■ **GIVEN INSTRUCTION**
Compile every line that includes the word "Numberট".

---------------

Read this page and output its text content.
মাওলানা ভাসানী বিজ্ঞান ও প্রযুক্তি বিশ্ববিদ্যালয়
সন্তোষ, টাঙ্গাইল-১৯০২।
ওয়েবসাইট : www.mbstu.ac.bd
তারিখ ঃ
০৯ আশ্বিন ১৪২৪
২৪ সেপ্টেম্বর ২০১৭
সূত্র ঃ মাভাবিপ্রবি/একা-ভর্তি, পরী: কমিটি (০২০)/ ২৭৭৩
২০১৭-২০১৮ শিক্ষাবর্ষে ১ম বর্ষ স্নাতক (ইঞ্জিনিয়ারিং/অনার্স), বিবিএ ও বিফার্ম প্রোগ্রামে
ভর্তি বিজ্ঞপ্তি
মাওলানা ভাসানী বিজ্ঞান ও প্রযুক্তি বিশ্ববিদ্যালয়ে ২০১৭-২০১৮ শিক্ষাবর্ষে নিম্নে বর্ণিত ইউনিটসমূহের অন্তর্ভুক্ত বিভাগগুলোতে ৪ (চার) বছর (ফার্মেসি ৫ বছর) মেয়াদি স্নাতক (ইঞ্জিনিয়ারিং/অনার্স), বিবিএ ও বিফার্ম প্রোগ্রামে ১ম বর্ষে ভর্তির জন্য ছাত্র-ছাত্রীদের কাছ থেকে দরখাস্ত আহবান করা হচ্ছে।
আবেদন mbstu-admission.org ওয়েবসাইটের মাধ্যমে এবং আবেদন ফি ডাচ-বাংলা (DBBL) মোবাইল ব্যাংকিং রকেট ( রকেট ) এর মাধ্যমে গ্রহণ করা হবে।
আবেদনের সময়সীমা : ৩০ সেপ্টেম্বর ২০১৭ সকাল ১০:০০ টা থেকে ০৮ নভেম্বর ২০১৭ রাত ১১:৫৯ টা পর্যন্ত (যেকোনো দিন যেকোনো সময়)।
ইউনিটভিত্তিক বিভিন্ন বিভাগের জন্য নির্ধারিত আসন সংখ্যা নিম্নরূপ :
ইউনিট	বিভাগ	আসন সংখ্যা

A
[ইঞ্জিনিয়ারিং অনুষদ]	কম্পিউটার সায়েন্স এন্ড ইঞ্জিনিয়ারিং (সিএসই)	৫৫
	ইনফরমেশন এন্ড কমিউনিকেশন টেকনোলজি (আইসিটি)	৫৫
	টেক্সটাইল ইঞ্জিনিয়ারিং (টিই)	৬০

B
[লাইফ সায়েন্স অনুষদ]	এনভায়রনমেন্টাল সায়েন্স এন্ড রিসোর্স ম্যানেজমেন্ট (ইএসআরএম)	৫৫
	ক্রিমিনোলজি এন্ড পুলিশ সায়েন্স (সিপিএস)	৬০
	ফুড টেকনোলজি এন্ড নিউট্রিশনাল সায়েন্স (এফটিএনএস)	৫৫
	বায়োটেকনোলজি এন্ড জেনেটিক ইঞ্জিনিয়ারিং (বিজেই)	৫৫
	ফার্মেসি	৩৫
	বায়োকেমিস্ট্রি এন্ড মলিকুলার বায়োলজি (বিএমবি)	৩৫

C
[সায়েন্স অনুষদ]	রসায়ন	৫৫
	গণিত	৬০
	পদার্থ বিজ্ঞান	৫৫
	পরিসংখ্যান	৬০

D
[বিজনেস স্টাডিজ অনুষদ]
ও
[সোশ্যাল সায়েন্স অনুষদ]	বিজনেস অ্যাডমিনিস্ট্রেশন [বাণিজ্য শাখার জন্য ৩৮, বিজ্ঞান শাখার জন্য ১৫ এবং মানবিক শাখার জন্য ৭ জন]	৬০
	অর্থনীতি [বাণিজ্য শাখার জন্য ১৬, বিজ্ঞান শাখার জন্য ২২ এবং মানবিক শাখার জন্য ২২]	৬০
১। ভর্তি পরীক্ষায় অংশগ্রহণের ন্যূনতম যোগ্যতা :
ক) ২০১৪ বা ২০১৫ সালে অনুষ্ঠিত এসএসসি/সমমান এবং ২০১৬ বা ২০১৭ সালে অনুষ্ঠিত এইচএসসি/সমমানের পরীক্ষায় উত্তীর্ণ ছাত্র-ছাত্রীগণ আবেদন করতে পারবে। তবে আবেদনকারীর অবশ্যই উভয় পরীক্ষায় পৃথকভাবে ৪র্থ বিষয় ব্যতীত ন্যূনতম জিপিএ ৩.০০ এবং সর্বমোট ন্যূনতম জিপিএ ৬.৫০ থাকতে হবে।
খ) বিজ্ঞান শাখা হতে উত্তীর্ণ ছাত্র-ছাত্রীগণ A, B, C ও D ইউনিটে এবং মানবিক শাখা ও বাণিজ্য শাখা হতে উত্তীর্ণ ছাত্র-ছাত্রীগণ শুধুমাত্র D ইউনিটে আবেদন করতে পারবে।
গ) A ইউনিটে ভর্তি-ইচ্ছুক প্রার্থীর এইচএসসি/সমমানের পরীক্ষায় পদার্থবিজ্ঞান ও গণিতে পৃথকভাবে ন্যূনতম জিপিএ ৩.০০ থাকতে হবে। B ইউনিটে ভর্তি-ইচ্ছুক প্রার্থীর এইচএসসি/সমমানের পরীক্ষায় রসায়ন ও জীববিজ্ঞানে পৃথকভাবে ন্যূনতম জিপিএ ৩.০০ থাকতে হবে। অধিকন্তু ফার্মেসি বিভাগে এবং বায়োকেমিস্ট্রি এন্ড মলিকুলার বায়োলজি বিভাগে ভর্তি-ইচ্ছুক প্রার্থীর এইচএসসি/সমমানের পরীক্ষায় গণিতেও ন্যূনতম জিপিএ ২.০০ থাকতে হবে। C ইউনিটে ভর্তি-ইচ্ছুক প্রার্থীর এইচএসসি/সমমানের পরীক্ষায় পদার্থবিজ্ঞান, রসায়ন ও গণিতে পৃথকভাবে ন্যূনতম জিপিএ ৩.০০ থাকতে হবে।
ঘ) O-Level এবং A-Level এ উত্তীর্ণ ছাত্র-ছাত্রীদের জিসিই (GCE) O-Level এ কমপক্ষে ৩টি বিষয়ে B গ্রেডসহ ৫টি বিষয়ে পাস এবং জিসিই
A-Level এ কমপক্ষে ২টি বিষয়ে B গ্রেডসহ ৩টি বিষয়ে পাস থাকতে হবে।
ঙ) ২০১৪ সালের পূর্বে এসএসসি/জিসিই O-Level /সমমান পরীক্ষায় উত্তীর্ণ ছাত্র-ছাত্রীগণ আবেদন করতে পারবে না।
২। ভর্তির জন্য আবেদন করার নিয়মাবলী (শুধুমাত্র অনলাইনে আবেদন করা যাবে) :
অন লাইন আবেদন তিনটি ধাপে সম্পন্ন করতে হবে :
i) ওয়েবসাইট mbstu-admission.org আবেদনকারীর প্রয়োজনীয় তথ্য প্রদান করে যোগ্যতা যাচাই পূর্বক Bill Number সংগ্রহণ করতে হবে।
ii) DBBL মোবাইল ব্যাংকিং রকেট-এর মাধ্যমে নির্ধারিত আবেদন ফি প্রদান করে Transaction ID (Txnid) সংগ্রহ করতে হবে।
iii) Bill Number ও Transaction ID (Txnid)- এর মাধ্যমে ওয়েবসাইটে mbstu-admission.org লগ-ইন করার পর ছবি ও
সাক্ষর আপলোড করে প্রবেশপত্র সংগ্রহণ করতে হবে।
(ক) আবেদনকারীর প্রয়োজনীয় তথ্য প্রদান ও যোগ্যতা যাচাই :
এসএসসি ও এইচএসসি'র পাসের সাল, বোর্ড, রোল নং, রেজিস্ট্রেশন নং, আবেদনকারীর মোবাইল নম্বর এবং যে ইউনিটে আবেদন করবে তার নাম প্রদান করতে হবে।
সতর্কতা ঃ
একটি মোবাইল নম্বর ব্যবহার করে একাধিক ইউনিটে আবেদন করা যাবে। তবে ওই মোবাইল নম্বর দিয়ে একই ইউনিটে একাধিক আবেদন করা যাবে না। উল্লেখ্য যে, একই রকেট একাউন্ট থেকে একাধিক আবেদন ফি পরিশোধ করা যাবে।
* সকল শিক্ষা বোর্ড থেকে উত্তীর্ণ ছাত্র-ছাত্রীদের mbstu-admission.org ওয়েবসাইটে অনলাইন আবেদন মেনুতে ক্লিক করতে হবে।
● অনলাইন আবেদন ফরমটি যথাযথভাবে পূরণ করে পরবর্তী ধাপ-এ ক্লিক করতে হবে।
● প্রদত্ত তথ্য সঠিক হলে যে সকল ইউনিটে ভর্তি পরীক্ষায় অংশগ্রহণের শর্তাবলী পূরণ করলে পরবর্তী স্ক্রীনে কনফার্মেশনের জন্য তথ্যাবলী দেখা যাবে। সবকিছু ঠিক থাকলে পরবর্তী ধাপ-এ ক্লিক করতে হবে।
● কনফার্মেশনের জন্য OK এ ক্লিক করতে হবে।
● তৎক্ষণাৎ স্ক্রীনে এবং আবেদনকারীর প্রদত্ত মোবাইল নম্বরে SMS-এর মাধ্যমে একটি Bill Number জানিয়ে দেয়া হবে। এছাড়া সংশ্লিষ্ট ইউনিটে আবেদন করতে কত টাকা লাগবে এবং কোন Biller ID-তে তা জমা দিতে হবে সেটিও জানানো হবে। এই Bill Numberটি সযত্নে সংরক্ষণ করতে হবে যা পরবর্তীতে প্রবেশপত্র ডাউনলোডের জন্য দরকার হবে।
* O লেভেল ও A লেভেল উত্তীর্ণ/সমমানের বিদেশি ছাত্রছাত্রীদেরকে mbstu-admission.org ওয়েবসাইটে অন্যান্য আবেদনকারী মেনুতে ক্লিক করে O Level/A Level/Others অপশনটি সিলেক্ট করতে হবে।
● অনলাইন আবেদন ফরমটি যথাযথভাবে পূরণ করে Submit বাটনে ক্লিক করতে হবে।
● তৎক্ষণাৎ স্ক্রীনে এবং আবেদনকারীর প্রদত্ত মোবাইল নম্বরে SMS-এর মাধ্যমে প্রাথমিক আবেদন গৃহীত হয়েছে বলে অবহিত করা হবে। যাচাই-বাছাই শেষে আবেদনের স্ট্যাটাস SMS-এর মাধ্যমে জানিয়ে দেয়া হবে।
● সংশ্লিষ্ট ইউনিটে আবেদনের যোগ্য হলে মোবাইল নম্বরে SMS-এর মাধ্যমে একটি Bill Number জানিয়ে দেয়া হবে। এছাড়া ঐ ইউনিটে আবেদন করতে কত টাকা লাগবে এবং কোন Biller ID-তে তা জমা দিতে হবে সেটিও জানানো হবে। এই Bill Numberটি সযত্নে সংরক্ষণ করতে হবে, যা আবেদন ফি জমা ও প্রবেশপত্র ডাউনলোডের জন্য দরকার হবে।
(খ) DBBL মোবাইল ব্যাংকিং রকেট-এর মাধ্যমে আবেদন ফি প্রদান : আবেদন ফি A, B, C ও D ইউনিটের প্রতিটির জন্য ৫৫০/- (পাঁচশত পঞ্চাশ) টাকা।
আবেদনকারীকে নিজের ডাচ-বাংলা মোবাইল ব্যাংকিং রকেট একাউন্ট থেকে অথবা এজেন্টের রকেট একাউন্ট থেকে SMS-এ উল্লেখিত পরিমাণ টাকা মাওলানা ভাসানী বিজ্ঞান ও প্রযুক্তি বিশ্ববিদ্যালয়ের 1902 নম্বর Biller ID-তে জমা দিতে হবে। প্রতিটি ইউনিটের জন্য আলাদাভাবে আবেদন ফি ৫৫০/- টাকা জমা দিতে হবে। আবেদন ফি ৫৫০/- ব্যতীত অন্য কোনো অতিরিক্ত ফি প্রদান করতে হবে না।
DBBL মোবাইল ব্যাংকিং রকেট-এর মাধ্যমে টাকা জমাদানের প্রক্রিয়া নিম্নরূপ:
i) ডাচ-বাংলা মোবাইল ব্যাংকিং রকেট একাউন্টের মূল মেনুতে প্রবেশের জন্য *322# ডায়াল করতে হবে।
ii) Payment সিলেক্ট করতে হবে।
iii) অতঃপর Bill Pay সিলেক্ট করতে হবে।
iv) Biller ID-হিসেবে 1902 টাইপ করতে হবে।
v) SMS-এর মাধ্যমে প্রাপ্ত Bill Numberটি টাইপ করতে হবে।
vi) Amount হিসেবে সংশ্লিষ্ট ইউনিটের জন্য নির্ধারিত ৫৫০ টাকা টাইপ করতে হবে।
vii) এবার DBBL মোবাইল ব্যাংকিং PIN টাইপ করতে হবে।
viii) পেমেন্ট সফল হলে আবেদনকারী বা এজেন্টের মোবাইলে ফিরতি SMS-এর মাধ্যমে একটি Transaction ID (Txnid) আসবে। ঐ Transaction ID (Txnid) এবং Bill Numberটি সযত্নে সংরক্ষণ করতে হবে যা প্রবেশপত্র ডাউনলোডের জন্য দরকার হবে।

---------------

■ **WRITTEN ANSWER**
● তৎক্ষণাৎ স্ক্রীনে এবং আবেদনকারীর প্রদত্ত মোবাইল নম্বরে SMS-এর মাধ্যমে একটি Bill Number জানিয়ে দেয়া হবে। এছাড়া সংশ্লিষ্ট ইউনিটে আবেদন করতে কত টাকা লাগবে এবং কোন Biller ID-তে তা জমা দিতে হবে সেটিও জানানো হবে। এই Bill Numberটি সযত্নে সংরক্ষণ করতে হবে যা পরবর্তীতে প্রবেশপত্র ডাউনলোডের জন্য দরকার হবে।
● সংশ্লিষ্ট ইউনিটে আবেদনের যোগ্য হলে মোবাইল নম্বরে SMS-এর মাধ্যমে একটি Bill Number জানিয়ে দেয়া হবে। এছাড়া ঐ ইউনিটে আবেদন করতে কত টাকা লাগবে এবং কোন Biller ID-তে তা জমা দিতে হবে সেটিও জানানো হবে। এই Bill Numberটি সযত্নে সংরক্ষণ করতে হবে, যা আবেদন ফি জমা ও প্রবেশপত্র ডাউনলোডের জন্য দরকার হবে।
v) SMS-এর মাধ্যমে প্রাপ্ত Bill Numberটি টাইপ করতে হবে।
viii) পেমেন্ট সফল হলে আবেদনকারী বা এজেন্টের মোবাইলে ফিরতি SMS-এর মাধ্যমে একটি Transaction ID (Txnid) আসবে। ঐ Transaction ID (Txnid) এবং Bill Numberটি সযত্নে সংরক্ষণ করতে হবে যা প্রবেশপত্র ডাউনলোডের জন্য দরকার হবে।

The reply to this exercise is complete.